--- START ---
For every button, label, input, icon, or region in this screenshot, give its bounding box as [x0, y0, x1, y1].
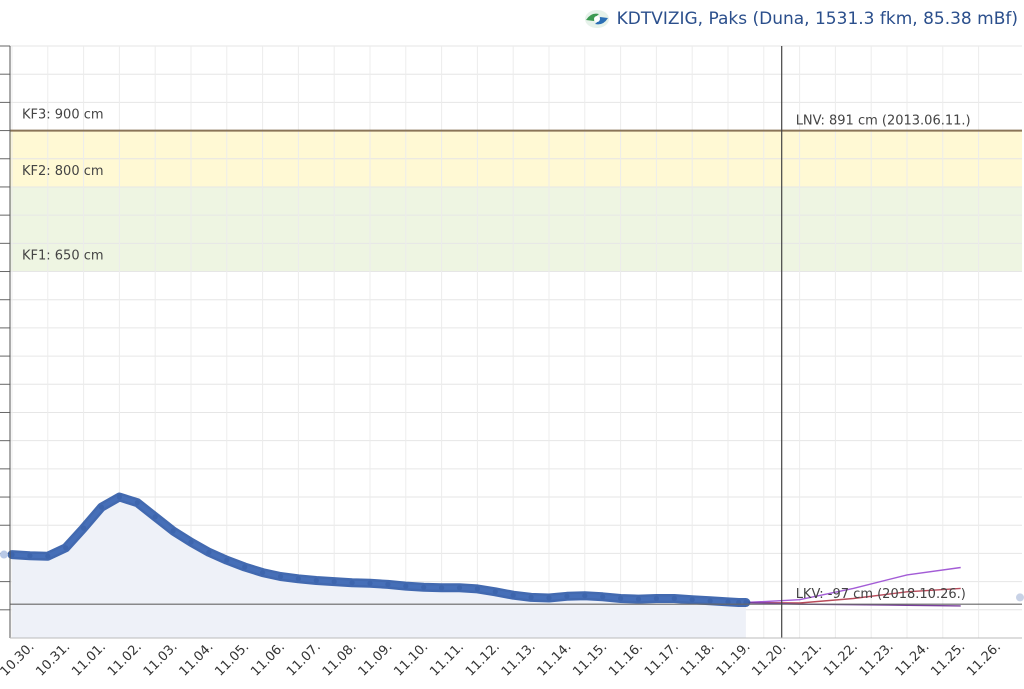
- x-tick-label: 11.18.: [678, 640, 718, 680]
- series-point: [27, 553, 33, 559]
- series-point: [653, 595, 660, 602]
- series-point: [689, 597, 695, 603]
- x-tick-label: 11.10.: [391, 640, 431, 680]
- x-tick-label: 10.30.: [0, 640, 37, 680]
- series-point: [331, 579, 337, 585]
- x-tick-label: 11.06.: [248, 640, 288, 680]
- series-point: [170, 528, 176, 534]
- series-point: [635, 596, 642, 602]
- x-tick-label: 11.14.: [535, 640, 575, 680]
- axes: [9, 46, 1022, 639]
- kdtvizig-logo-icon: [584, 10, 609, 28]
- x-tick-label: 11.22.: [821, 640, 861, 680]
- record-label: LNV: 891 cm (2013.06.11.): [796, 114, 971, 129]
- series-area: [12, 497, 746, 638]
- x-tick-label: 11.11.: [427, 640, 467, 680]
- series-point: [295, 576, 301, 582]
- x-tick-label: 11.13.: [499, 640, 539, 680]
- chart-title: KDTVIZIG, Paks (Duna, 1531.3 fkm, 85.38 …: [583, 8, 1018, 30]
- x-tick-label: 11.26.: [964, 640, 1004, 680]
- x-tick-label: 11.02.: [105, 640, 145, 680]
- threshold-bands: [10, 130, 1022, 272]
- x-tick-label: 11.20.: [749, 640, 789, 680]
- series-point: [582, 593, 588, 599]
- x-tick-label: 11.16.: [606, 640, 646, 680]
- x-tick-label: 11.07.: [284, 640, 324, 680]
- series-point: [456, 585, 463, 591]
- series-point: [385, 581, 391, 588]
- series-point: [277, 573, 284, 580]
- x-tick-label: 11.01.: [69, 640, 109, 680]
- x-tick-label: 11.15.: [570, 640, 610, 680]
- series-point: [45, 553, 51, 559]
- threshold-label: KF1: 650 cm: [22, 249, 104, 264]
- series-point: [707, 598, 713, 604]
- series-point: [260, 570, 266, 576]
- series-point: [313, 577, 319, 584]
- x-tick-label: 11.25.: [928, 640, 968, 680]
- series-point: [600, 594, 606, 600]
- series-point: [439, 585, 445, 591]
- x-tick-label: 11.08.: [320, 640, 360, 680]
- x-tick-label: 11.04.: [177, 640, 217, 680]
- series-point: [546, 595, 552, 601]
- record-label: LKV: -97 cm (2018.10.26.): [796, 587, 966, 602]
- x-tick-label: 11.12.: [463, 640, 503, 680]
- series-point: [1016, 593, 1024, 602]
- series-point: [242, 564, 248, 570]
- series-point: [349, 580, 355, 586]
- series-point: [618, 595, 624, 602]
- series-line: [0, 492, 1024, 607]
- series-point: [725, 599, 731, 605]
- series-point: [421, 584, 427, 590]
- series-point: [474, 586, 480, 592]
- series-point: [403, 583, 409, 589]
- x-tick-label: 11.03.: [141, 640, 181, 680]
- series-point: [116, 494, 122, 500]
- x-tick-label: 11.17.: [642, 640, 682, 680]
- series-point: [81, 525, 87, 531]
- series-point: [0, 550, 8, 559]
- x-tick-label: 11.24.: [893, 640, 933, 680]
- series-area-fill: [12, 497, 746, 638]
- threshold-label: KF3: 900 cm: [22, 108, 104, 123]
- series-point: [528, 594, 534, 601]
- series-point: [9, 552, 15, 558]
- series-point: [206, 549, 212, 555]
- series-point: [564, 593, 570, 599]
- x-tick-label: 11.21.: [785, 640, 825, 680]
- series-point: [63, 545, 69, 551]
- x-tick-labels: 10.30.10.31.11.01.11.02.11.03.11.04.11.0…: [0, 640, 1004, 680]
- x-tick-label: 10.31.: [33, 640, 73, 680]
- threshold-lines: KF3: 900 cm KF2: 800 cm KF1: 650 cm: [10, 108, 1022, 264]
- series-point: [188, 539, 194, 545]
- series-point: [492, 589, 498, 595]
- series-point: [152, 514, 158, 520]
- threshold-band: [10, 186, 1022, 272]
- x-tick-label: 11.19.: [714, 640, 754, 680]
- x-tick-label: 11.09.: [356, 640, 396, 680]
- x-tick-label: 11.23.: [857, 640, 897, 680]
- series-point: [510, 592, 516, 598]
- series-point: [134, 500, 140, 506]
- threshold-label: KF2: 800 cm: [22, 164, 104, 179]
- series-point: [671, 595, 677, 602]
- x-tick-label: 11.05.: [212, 640, 252, 680]
- chart-title-text: KDTVIZIG, Paks (Duna, 1531.3 fkm, 85.38 …: [616, 9, 1018, 29]
- series-point: [367, 580, 373, 586]
- record-lines: LNV: 891 cm (2013.06.11.) LKV: -97 cm (20…: [10, 46, 1022, 638]
- series-point: [98, 504, 105, 510]
- series-point: [224, 557, 230, 563]
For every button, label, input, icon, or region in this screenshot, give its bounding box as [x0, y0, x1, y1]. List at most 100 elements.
--- END ---
Write out the data from the line with "- x-tick-label: 11.18.: [678, 640, 718, 680]" up to and including the line with "- series-point: [260, 570, 266, 576]", copying each line exactly.

Output of the exercise
- x-tick-label: 11.18.: [678, 640, 718, 680]
- series-point: [27, 553, 33, 559]
- series-point: [653, 595, 660, 602]
- series-point: [689, 597, 695, 603]
- x-tick-label: 11.10.: [391, 640, 431, 680]
- x-tick-label: 10.30.: [0, 640, 37, 680]
- series-point: [331, 579, 337, 585]
- x-tick-label: 11.06.: [248, 640, 288, 680]
- series-point: [170, 528, 176, 534]
- series-point: [635, 596, 642, 602]
- x-tick-label: 11.14.: [535, 640, 575, 680]
- axes: [9, 46, 1022, 639]
- kdtvizig-logo-icon: [584, 10, 609, 28]
- x-tick-label: 11.22.: [821, 640, 861, 680]
- record-label: LNV: 891 cm (2013.06.11.): [796, 114, 971, 129]
- series-area: [12, 497, 746, 638]
- x-tick-label: 11.11.: [427, 640, 467, 680]
- series-point: [295, 576, 301, 582]
- x-tick-label: 11.13.: [499, 640, 539, 680]
- chart-title: KDTVIZIG, Paks (Duna, 1531.3 fkm, 85.38 …: [583, 8, 1018, 30]
- x-tick-label: 11.26.: [964, 640, 1004, 680]
- x-tick-label: 11.02.: [105, 640, 145, 680]
- threshold-bands: [10, 130, 1022, 272]
- x-tick-label: 11.20.: [749, 640, 789, 680]
- series-point: [582, 593, 588, 599]
- x-tick-label: 11.16.: [606, 640, 646, 680]
- x-tick-label: 11.07.: [284, 640, 324, 680]
- series-point: [456, 585, 463, 591]
- series-point: [385, 581, 391, 588]
- series-point: [277, 573, 284, 580]
- x-tick-label: 11.01.: [69, 640, 109, 680]
- x-tick-label: 11.15.: [570, 640, 610, 680]
- series-point: [45, 553, 51, 559]
- threshold-label: KF1: 650 cm: [22, 249, 104, 264]
- series-point: [707, 598, 713, 604]
- series-point: [260, 570, 266, 576]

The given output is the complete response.